Find all lines in the listing that include the word "zelfs", then copy them.

Source data:
-- START --
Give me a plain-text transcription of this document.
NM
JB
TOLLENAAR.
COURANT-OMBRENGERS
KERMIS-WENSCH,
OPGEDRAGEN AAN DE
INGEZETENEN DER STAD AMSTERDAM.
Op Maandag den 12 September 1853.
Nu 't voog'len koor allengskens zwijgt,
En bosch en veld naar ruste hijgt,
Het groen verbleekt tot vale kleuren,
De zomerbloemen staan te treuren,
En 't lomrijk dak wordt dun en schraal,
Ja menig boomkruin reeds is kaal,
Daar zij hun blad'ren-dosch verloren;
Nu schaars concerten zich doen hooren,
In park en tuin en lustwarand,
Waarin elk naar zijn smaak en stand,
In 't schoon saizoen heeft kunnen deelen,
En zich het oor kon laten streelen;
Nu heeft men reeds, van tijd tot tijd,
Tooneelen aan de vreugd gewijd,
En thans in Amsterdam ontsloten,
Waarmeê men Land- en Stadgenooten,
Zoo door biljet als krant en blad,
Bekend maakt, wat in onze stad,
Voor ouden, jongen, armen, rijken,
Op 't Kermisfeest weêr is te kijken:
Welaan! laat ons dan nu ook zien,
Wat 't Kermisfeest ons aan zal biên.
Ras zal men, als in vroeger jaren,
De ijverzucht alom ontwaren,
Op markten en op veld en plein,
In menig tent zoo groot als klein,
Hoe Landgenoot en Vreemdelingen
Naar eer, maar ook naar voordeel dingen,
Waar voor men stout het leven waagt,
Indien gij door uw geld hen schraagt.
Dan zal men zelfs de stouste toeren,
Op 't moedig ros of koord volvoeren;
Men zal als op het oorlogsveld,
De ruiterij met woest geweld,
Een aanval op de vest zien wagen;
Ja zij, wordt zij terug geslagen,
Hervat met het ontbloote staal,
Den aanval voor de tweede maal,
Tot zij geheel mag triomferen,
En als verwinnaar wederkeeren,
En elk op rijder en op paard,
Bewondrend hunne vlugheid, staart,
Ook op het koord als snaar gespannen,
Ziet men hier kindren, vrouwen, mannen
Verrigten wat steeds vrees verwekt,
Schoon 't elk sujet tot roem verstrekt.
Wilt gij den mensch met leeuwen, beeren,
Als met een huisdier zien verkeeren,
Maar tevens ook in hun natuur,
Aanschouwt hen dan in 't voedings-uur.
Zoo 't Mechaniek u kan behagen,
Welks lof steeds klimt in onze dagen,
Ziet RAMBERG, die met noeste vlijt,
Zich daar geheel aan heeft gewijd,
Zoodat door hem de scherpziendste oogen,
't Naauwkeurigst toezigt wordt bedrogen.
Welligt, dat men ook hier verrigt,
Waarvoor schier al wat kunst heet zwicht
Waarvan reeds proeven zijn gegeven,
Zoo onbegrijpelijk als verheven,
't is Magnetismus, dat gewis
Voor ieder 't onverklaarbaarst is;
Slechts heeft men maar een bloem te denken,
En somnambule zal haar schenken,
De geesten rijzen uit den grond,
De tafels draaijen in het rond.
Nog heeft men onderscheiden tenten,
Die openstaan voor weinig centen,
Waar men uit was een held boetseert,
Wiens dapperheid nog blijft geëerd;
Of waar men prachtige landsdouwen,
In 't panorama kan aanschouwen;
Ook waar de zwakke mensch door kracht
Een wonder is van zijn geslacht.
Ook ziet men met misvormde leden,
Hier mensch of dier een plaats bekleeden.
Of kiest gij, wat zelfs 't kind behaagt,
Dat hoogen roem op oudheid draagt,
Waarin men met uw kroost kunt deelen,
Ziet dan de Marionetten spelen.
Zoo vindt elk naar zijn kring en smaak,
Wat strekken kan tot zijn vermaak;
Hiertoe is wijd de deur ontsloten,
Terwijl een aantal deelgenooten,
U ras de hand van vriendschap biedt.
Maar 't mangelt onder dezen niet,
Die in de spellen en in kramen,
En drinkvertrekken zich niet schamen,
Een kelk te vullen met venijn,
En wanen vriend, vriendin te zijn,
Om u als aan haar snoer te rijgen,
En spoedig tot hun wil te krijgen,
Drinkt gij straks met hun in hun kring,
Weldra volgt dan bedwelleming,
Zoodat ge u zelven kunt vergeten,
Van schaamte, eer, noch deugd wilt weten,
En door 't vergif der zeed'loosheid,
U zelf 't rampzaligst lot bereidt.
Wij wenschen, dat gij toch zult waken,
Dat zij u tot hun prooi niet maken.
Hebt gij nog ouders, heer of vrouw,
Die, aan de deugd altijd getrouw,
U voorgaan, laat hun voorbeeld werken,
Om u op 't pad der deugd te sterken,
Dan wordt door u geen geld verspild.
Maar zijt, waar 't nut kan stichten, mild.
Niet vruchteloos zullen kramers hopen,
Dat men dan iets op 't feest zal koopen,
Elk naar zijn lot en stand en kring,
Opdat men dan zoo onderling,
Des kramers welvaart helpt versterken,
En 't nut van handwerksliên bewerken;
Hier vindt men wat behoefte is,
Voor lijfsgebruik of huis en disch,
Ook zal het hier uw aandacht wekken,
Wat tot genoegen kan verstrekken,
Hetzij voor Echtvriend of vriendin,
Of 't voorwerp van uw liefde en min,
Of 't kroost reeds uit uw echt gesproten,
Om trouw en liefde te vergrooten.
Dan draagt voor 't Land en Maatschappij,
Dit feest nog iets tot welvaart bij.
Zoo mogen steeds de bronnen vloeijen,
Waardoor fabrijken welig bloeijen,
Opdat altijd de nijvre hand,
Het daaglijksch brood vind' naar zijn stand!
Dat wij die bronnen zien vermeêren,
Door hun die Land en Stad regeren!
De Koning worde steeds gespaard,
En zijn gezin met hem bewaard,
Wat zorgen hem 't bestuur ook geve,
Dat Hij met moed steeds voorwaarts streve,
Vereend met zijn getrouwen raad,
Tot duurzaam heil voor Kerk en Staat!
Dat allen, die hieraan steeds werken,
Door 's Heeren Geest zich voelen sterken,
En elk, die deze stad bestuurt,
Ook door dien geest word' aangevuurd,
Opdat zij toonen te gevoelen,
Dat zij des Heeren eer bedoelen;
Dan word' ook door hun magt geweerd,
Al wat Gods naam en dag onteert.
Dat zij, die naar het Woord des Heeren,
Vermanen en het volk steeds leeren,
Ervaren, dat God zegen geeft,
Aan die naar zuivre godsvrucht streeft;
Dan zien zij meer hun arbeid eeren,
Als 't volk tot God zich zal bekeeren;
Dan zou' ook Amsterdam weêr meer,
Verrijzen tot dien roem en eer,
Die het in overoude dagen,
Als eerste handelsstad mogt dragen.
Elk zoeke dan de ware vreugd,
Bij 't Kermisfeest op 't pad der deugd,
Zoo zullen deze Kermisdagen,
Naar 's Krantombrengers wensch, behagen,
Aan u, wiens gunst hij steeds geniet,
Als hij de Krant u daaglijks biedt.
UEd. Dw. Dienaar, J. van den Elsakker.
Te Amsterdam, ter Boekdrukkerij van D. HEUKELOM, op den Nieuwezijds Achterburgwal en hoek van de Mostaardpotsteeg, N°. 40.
-- END --
THE RESULT =>
Dan zal men zelfs de stouste toeren,
Of kiest gij, wat zelfs 't kind behaagt,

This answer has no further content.